Dados de origem:
******************************

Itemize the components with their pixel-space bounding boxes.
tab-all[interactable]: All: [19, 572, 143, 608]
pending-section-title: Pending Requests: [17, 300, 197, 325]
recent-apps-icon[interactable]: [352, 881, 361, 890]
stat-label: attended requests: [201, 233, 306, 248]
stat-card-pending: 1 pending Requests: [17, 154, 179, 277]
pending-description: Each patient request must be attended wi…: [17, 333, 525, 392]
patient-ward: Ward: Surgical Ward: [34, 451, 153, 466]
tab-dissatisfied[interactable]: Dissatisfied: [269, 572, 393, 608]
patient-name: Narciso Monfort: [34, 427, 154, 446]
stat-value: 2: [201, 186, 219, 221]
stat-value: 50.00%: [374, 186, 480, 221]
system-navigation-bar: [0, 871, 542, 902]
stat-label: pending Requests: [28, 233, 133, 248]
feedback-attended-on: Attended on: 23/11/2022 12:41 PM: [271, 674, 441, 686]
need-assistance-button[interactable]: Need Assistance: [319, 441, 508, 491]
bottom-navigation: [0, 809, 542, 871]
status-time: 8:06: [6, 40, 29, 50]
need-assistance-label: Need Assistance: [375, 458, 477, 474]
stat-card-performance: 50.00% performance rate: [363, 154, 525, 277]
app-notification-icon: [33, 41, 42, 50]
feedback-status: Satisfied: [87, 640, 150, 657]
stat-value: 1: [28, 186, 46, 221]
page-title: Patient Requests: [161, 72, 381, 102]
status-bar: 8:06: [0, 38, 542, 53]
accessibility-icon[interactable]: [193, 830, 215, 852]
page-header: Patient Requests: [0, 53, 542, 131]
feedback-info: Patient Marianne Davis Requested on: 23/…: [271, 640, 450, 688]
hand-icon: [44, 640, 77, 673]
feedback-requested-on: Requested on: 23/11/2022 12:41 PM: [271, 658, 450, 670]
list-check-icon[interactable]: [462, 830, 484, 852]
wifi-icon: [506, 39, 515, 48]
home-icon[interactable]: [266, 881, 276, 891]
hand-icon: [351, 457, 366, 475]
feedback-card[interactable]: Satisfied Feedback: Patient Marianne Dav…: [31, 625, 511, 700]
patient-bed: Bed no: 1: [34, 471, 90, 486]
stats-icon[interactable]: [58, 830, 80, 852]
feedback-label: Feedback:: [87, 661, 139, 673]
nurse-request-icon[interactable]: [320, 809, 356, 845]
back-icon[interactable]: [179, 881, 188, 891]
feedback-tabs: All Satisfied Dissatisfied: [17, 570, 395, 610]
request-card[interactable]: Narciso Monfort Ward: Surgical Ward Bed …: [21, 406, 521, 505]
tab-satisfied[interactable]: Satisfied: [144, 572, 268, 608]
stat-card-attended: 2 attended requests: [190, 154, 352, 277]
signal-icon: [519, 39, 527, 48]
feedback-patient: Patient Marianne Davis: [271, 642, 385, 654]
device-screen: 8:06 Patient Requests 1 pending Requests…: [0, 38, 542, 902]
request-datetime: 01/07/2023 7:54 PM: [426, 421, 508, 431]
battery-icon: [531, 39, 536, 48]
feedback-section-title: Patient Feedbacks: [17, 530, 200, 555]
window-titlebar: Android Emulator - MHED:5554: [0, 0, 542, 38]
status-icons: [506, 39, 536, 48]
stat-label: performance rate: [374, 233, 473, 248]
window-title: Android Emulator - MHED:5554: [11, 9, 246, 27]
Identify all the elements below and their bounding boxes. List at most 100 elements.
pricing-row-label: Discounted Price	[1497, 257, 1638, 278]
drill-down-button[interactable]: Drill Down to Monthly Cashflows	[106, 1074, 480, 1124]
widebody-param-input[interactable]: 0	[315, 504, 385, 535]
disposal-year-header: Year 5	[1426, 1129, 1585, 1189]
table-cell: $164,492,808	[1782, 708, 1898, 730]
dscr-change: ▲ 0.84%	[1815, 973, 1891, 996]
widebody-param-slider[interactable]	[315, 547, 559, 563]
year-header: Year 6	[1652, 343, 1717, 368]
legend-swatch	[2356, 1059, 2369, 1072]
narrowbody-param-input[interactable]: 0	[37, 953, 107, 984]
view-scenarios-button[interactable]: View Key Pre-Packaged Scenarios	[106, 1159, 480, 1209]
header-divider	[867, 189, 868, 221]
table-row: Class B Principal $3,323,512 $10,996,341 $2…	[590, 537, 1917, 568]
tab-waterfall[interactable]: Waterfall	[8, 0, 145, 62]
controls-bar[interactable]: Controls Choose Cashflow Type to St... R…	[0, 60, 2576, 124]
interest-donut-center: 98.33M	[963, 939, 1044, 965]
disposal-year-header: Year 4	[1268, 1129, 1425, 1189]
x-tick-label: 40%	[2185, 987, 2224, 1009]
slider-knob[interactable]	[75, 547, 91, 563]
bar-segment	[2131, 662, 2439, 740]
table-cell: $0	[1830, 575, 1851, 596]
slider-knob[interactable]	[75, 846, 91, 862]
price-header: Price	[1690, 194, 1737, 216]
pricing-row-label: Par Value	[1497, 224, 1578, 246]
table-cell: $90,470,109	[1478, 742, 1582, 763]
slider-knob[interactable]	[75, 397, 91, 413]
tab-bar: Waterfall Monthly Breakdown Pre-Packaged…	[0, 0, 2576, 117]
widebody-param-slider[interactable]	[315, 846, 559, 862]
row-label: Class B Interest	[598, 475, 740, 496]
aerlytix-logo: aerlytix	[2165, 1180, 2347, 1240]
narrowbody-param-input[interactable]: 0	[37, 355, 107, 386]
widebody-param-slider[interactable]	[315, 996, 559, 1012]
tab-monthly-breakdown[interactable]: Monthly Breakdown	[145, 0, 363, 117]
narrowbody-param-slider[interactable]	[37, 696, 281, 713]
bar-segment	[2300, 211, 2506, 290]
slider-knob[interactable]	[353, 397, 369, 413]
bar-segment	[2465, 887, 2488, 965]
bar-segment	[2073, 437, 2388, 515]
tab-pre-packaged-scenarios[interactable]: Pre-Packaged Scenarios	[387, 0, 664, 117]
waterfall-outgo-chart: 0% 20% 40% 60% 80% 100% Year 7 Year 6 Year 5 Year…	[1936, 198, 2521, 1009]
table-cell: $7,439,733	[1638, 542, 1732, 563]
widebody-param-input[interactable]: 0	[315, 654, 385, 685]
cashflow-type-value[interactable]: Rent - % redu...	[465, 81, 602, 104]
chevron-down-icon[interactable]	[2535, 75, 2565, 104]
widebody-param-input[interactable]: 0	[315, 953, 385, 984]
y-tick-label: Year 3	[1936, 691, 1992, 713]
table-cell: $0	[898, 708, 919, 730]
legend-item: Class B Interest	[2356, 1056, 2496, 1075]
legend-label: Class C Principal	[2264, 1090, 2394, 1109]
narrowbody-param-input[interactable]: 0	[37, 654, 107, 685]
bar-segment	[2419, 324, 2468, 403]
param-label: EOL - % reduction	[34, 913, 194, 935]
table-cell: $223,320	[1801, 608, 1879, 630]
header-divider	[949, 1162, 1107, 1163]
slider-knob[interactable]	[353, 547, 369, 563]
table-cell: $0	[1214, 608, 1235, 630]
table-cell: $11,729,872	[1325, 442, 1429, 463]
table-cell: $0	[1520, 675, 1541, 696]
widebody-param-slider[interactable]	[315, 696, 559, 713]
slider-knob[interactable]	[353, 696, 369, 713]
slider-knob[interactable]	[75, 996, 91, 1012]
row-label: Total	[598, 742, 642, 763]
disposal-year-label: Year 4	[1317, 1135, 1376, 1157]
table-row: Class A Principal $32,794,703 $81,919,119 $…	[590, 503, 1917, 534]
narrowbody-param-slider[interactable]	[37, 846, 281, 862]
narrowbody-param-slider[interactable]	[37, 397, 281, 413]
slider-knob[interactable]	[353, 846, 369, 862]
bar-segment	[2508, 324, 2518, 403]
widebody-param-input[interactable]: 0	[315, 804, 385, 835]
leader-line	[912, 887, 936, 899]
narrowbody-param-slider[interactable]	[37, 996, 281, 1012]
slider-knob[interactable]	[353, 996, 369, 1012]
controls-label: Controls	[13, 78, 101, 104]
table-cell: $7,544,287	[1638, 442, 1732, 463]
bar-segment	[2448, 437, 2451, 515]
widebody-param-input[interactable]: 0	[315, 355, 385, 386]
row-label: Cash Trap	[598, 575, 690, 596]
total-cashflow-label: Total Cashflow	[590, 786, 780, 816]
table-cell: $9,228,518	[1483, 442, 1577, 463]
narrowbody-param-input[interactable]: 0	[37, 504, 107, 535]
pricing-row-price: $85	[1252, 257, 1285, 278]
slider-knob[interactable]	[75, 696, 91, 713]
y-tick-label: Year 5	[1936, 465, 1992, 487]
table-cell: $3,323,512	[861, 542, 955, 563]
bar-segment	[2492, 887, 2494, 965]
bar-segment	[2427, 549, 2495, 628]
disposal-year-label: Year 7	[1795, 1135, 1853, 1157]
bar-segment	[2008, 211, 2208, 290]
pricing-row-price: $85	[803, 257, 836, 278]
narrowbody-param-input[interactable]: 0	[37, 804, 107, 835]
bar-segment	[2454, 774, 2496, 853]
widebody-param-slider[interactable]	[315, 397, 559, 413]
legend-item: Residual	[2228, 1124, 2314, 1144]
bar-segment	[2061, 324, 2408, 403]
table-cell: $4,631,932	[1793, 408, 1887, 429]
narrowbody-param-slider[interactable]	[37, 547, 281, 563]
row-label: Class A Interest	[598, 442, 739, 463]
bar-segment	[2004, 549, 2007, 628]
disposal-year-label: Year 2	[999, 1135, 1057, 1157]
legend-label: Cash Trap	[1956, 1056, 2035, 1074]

******************************

O QUE FAZER:
Converta em uma lista JSON de strings as linhas dos itens acima, uma string por linha e sem linhas em branco. Comece na primeira linha dos itens e pare depois da linha que contém "stat-value: 2: [201, 186, 219, 221]", incluindo as duas.

RESULTADO DA TAREFA:
[
  "Itemize the components with their pixel-space bounding boxes.",
  "tab-all[interactable]: All: [19, 572, 143, 608]",
  "pending-section-title: Pending Requests: [17, 300, 197, 325]",
  "recent-apps-icon[interactable]: [352, 881, 361, 890]",
  "stat-label: attended requests: [201, 233, 306, 248]",
  "stat-card-pending: 1 pending Requests: [17, 154, 179, 277]",
  "pending-description: Each patient request must be attended wi…: [17, 333, 525, 392]",
  "patient-ward: Ward: Surgical Ward: [34, 451, 153, 466]",
  "tab-dissatisfied[interactable]: Dissatisfied: [269, 572, 393, 608]",
  "patient-name: Narciso Monfort: [34, 427, 154, 446]",
  "stat-value: 2: [201, 186, 219, 221]"
]